WHAT TO DO => Quote the data below in full, minus the images.

DATA SHOWN =>

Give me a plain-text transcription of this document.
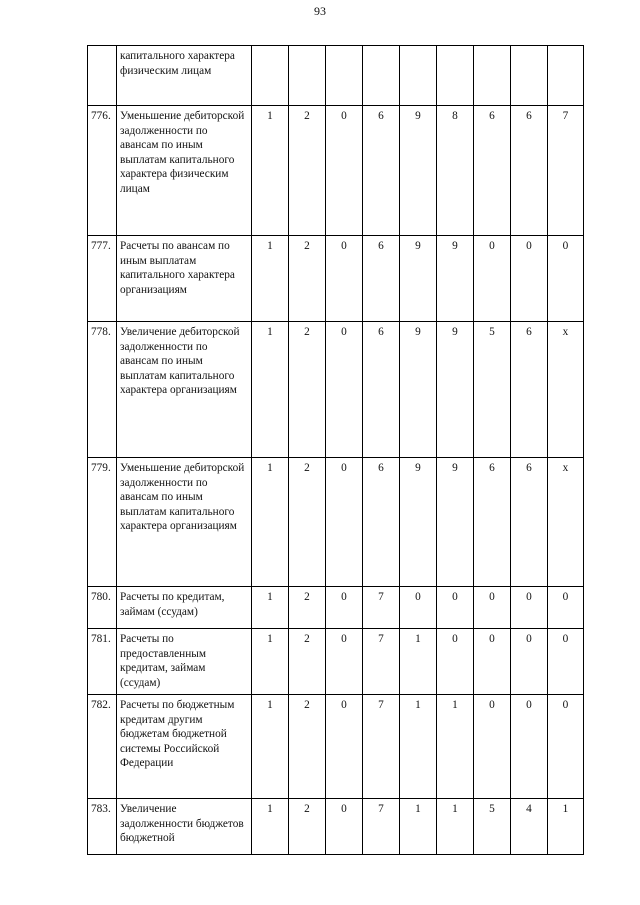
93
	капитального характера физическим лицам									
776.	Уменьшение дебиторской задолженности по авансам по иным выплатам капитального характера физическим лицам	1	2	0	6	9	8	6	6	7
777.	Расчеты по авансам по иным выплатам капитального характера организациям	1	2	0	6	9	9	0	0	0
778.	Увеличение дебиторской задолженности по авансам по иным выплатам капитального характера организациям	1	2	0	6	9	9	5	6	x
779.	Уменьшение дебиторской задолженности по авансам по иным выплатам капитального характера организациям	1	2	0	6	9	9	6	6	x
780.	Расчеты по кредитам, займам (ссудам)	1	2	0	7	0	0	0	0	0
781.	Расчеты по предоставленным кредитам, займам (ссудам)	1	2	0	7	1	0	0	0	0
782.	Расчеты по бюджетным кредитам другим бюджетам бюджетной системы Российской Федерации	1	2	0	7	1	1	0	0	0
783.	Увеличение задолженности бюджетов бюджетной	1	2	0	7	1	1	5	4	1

SOLUTION TO THIS EXERCISE =>
Give me a plain-text transcription of this document.
93
	капитального характера физическим лицам									
776.	Уменьшение дебиторской задолженности по авансам по иным выплатам капитального характера физическим лицам	1	2	0	6	9	8	6	6	7
777.	Расчеты по авансам по иным выплатам капитального характера организациям	1	2	0	6	9	9	0	0	0
778.	Увеличение дебиторской задолженности по авансам по иным выплатам капитального характера организациям	1	2	0	6	9	9	5	6	x
779.	Уменьшение дебиторской задолженности по авансам по иным выплатам капитального характера организациям	1	2	0	6	9	9	6	6	x
780.	Расчеты по кредитам, займам (ссудам)	1	2	0	7	0	0	0	0	0
781.	Расчеты по предоставленным кредитам, займам (ссудам)	1	2	0	7	1	0	0	0	0
782.	Расчеты по бюджетным кредитам другим бюджетам бюджетной системы Российской Федерации	1	2	0	7	1	1	0	0	0
783.	Увеличение задолженности бюджетов бюджетной	1	2	0	7	1	1	5	4	1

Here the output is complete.